SET TASK => Below are the records; collect from them each line containing the string "JSON".

====== DATA FOR PROCESSING

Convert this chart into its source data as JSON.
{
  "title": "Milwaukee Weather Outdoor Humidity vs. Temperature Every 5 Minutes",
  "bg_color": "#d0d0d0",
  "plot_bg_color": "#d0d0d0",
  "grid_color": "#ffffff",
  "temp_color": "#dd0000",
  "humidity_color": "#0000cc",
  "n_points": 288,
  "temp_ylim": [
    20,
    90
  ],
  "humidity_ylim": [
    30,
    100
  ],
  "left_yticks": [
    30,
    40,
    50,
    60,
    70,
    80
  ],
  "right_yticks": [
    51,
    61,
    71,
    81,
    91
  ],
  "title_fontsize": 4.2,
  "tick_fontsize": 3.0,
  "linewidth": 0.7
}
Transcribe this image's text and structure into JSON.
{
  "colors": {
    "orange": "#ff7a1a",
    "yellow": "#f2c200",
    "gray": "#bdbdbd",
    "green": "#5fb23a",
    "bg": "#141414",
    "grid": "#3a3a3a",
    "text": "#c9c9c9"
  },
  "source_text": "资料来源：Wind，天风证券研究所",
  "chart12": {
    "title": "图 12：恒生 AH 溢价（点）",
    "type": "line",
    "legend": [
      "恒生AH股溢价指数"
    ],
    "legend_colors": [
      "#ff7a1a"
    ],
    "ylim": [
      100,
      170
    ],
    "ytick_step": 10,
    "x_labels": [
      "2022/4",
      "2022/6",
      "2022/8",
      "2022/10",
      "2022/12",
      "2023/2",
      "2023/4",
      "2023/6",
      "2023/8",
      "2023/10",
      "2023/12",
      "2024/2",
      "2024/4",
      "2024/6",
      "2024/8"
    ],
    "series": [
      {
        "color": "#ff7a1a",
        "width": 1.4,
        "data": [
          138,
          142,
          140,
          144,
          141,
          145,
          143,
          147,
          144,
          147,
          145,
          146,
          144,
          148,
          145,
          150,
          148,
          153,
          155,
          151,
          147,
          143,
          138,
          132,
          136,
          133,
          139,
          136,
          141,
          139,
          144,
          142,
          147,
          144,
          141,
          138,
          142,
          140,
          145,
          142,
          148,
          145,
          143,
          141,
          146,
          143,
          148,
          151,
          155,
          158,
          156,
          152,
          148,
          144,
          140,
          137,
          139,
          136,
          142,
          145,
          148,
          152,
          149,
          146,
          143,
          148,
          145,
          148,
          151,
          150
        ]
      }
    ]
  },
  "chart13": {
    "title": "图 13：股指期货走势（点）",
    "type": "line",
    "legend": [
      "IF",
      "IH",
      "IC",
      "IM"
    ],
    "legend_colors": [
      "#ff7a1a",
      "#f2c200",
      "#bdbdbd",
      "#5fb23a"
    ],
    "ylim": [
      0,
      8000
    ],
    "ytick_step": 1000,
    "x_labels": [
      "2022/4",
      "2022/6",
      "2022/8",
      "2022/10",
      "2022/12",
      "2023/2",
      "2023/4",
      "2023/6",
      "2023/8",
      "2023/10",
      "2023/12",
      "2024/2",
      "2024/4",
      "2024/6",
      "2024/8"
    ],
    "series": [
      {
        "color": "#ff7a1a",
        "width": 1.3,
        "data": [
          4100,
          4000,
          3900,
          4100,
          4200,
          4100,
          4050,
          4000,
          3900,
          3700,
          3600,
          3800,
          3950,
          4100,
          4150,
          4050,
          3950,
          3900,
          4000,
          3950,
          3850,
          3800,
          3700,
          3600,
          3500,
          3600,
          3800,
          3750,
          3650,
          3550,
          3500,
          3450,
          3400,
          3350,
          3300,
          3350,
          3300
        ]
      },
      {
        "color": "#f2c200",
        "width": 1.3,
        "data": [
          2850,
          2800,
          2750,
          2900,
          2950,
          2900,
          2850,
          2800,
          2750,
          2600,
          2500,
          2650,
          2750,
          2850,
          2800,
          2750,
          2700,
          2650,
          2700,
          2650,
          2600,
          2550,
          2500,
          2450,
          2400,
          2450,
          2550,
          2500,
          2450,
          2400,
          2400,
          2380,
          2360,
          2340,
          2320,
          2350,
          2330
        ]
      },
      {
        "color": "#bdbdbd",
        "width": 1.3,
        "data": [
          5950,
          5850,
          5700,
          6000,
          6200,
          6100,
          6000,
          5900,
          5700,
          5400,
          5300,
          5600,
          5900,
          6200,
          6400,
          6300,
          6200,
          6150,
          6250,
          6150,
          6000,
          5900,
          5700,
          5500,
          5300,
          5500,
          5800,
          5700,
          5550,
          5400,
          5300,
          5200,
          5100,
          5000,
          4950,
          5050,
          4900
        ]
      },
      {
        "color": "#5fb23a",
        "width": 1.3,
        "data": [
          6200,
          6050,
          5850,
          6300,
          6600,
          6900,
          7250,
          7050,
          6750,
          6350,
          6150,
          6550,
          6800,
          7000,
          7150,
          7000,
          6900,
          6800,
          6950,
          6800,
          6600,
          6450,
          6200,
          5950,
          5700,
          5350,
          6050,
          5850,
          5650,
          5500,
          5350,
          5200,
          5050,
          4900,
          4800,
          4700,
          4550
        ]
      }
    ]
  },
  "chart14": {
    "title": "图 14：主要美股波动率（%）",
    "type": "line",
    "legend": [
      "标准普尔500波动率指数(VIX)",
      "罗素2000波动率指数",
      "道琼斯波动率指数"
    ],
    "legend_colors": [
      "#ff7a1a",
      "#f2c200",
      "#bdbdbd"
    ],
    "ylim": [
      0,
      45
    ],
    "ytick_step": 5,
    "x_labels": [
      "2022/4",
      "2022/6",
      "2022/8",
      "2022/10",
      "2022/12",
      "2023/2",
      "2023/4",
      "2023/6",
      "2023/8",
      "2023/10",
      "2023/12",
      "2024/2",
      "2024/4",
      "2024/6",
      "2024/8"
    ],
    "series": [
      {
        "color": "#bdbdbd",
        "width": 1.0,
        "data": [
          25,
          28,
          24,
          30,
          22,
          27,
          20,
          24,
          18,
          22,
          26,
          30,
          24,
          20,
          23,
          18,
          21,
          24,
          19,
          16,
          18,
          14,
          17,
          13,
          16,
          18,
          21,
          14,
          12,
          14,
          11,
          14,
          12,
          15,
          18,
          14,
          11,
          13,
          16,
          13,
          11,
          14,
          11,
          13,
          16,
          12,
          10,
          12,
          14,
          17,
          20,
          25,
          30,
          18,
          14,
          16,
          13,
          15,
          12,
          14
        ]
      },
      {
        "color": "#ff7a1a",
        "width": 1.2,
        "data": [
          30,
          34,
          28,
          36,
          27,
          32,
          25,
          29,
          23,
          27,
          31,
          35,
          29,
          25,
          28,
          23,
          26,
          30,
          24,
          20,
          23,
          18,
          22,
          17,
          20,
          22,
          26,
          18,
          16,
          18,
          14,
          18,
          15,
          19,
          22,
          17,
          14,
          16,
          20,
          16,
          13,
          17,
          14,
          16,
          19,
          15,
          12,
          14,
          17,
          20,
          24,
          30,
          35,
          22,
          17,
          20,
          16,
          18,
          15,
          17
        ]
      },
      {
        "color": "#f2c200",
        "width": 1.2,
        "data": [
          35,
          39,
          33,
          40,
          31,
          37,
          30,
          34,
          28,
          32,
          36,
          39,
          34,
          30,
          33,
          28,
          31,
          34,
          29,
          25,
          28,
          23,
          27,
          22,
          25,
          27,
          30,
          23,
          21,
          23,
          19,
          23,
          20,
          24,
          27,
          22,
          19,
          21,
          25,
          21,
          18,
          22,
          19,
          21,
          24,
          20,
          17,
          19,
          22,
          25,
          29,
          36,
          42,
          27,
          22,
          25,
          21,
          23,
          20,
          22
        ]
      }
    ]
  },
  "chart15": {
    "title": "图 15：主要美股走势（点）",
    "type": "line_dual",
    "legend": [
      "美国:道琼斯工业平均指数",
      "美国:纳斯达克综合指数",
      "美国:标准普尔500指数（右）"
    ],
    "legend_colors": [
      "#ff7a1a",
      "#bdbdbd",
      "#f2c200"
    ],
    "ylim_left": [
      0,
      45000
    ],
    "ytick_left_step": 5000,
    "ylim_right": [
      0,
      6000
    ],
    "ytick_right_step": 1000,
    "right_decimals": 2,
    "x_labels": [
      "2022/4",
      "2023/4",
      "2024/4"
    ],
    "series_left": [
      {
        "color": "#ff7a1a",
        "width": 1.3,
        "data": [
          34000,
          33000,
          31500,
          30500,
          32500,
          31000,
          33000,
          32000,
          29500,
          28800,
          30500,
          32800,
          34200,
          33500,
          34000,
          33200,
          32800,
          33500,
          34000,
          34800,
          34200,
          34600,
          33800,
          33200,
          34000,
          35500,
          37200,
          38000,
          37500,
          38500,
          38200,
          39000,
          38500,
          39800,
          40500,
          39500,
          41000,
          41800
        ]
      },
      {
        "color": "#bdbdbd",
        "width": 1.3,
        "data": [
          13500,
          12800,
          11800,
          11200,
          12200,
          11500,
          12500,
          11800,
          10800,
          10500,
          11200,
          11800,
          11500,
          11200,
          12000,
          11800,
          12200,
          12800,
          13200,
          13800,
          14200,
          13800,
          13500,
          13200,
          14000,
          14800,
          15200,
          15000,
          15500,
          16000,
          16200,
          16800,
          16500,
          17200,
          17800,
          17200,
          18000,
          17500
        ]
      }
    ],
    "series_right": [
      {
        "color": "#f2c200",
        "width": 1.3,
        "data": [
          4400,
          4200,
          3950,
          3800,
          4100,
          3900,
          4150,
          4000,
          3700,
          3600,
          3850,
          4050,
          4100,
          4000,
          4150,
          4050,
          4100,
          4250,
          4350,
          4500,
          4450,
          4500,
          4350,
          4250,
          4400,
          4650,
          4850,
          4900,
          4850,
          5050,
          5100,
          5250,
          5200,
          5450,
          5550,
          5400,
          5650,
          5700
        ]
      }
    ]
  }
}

============

FULL ANSWER =>
Convert this chart into its source data as JSON.
Transcribe this image's text and structure into JSON.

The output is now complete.